EXERCISE GOAL ->
From the line with "Output the text content of this document." to the final line of the records, reproduce every line exactly and only those lines.

-- Begin RECORD SET --

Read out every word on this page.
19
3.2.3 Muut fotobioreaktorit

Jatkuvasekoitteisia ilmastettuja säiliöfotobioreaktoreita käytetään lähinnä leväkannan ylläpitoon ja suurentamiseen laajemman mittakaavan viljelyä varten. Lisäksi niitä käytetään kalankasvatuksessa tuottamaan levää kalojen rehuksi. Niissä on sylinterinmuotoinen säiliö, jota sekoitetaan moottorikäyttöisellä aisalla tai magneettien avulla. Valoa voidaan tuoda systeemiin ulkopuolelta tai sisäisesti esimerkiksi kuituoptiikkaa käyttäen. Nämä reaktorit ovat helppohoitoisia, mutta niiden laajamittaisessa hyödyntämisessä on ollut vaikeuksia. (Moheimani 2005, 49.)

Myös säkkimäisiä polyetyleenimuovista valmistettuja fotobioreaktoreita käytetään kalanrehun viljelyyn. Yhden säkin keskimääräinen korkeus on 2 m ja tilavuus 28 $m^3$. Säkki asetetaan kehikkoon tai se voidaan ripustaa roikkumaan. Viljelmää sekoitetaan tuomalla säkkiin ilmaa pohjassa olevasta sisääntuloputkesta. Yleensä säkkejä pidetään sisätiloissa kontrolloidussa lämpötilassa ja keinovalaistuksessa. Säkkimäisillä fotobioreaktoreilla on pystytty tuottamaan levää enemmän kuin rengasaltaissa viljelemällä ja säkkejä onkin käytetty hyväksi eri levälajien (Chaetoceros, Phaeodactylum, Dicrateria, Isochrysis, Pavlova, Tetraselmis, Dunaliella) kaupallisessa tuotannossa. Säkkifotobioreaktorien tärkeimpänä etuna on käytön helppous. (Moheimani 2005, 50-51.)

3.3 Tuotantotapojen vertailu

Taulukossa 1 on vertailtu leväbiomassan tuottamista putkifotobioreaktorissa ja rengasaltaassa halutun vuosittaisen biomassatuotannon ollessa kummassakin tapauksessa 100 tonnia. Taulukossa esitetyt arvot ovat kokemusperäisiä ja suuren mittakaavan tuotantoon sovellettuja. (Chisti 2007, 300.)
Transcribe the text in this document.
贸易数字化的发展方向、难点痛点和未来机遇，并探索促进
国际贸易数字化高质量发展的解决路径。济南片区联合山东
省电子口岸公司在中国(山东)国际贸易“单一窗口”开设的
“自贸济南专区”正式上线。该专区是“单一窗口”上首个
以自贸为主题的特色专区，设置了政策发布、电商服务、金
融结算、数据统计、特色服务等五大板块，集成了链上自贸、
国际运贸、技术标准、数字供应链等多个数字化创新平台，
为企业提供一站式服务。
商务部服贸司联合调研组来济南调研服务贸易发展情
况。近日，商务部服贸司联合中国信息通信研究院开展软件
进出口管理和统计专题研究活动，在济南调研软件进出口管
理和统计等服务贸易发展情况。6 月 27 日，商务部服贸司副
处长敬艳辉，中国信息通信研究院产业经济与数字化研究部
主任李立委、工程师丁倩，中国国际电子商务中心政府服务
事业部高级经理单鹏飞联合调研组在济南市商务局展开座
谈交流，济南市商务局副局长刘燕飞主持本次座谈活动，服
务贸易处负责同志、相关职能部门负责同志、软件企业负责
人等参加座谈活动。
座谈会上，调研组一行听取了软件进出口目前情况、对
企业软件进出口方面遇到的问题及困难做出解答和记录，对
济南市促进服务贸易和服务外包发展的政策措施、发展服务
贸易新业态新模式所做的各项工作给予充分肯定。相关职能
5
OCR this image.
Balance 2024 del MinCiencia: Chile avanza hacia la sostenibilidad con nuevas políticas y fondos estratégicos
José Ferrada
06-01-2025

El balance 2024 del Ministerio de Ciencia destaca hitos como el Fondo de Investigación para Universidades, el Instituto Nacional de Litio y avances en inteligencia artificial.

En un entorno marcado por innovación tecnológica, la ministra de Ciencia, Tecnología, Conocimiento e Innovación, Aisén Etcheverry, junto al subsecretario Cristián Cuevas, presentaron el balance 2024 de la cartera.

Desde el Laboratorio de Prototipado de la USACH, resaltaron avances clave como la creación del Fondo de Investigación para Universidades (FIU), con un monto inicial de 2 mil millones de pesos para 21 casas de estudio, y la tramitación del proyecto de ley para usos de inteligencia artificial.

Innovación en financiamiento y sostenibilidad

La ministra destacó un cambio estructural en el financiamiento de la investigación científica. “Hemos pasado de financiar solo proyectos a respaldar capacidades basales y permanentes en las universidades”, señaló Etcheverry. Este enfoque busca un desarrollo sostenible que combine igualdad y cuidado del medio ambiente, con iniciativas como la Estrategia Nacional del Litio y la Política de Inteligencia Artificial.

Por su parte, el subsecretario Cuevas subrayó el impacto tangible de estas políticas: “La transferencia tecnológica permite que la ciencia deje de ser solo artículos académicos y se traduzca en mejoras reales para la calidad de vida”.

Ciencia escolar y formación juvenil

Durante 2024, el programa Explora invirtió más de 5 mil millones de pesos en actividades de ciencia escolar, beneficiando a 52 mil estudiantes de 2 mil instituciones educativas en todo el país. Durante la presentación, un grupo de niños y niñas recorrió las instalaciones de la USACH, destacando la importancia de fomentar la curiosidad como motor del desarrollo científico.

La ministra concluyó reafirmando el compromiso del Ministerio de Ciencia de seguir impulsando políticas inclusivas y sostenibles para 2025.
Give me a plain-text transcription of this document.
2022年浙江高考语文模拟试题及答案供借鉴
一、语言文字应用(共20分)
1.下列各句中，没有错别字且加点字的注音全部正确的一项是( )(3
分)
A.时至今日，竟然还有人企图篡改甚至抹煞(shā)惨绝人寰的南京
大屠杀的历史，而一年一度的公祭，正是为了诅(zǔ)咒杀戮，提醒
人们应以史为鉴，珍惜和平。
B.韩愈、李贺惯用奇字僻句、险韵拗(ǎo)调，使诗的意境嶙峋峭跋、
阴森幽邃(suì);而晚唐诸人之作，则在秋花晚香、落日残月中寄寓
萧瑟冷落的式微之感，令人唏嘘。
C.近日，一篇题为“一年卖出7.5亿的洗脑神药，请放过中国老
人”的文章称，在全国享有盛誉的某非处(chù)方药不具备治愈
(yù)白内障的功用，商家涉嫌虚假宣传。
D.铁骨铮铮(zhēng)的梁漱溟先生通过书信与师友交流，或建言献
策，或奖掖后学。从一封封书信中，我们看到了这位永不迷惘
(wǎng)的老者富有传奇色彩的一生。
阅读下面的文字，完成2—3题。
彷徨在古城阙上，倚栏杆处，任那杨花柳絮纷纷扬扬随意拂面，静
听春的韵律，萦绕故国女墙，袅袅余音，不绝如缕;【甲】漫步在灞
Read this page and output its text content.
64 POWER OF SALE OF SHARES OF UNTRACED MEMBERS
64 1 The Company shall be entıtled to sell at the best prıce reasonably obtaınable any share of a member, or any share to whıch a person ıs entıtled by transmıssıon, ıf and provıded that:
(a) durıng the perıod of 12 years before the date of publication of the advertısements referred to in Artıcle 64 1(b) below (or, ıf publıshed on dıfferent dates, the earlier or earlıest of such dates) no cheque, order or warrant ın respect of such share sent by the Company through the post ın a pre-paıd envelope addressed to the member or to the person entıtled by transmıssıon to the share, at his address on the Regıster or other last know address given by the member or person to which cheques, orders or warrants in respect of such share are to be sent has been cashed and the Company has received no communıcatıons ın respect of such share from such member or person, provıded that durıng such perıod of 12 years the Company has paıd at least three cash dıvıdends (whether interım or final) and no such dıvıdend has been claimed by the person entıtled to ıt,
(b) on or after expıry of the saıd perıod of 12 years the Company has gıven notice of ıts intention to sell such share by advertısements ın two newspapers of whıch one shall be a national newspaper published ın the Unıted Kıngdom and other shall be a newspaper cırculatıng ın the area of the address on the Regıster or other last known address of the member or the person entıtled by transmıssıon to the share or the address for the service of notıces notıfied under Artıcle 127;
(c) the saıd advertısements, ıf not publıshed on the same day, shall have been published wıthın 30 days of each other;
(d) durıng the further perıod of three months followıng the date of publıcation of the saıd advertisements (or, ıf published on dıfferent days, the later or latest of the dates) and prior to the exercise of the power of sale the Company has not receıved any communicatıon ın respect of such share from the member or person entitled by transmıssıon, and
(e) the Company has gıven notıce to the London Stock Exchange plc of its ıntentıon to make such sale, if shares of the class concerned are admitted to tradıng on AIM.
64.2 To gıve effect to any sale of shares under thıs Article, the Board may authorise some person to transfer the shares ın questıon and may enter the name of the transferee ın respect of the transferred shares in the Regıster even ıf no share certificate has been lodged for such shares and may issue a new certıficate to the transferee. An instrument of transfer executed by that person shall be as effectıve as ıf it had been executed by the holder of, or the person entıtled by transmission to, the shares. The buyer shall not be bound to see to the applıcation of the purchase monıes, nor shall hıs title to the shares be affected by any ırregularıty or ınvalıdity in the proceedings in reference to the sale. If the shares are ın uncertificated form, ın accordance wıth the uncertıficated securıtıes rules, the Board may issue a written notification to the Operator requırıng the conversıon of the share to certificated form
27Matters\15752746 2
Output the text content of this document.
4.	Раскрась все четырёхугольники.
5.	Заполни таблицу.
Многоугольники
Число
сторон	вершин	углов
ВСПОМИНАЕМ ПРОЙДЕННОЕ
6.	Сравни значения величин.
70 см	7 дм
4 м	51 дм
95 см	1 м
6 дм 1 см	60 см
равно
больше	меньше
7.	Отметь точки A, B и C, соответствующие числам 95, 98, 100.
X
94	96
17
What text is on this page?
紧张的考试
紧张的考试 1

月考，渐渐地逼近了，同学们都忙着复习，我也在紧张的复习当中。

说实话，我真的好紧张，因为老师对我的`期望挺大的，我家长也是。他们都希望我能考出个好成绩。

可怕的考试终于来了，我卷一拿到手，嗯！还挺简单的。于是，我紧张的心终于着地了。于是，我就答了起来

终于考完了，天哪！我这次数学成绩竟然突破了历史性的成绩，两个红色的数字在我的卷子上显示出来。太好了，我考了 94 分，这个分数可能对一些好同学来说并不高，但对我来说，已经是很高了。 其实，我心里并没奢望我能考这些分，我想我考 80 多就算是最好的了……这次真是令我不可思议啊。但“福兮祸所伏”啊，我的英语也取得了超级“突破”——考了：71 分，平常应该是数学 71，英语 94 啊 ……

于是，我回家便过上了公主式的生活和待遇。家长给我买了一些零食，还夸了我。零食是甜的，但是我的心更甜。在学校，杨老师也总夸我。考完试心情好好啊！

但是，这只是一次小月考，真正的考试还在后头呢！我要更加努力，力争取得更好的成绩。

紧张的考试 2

-- End RECORD SET --

FINAL RESULT ->
Output the text content of this document.
4.	Раскрась все четырёхугольники.
5.	Заполни таблицу.
Многоугольники
Число
сторон	вершин	углов
ВСПОМИНАЕМ ПРОЙДЕННОЕ
6.	Сравни значения величин.
70 см	7 дм
4 м	51 дм
95 см	1 м
6 дм 1 см	60 см
равно
больше	меньше
7.	Отметь точки A, B и C, соответствующие числам 95, 98, 100.
X
94	96
17
What text is on this page?
紧张的考试
紧张的考试 1

月考，渐渐地逼近了，同学们都忙着复习，我也在紧张的复习当中。

说实话，我真的好紧张，因为老师对我的`期望挺大的，我家长也是。他们都希望我能考出个好成绩。

可怕的考试终于来了，我卷一拿到手，嗯！还挺简单的。于是，我紧张的心终于着地了。于是，我就答了起来

终于考完了，天哪！我这次数学成绩竟然突破了历史性的成绩，两个红色的数字在我的卷子上显示出来。太好了，我考了 94 分，这个分数可能对一些好同学来说并不高，但对我来说，已经是很高了。 其实，我心里并没奢望我能考这些分，我想我考 80 多就算是最好的了……这次真是令我不可思议啊。但“福兮祸所伏”啊，我的英语也取得了超级“突破”——考了：71 分，平常应该是数学 71，英语 94 啊 ……

于是，我回家便过上了公主式的生活和待遇。家长给我买了一些零食，还夸了我。零食是甜的，但是我的心更甜。在学校，杨老师也总夸我。考完试心情好好啊！

但是，这只是一次小月考，真正的考试还在后头呢！我要更加努力，力争取得更好的成绩。

紧张的考试 2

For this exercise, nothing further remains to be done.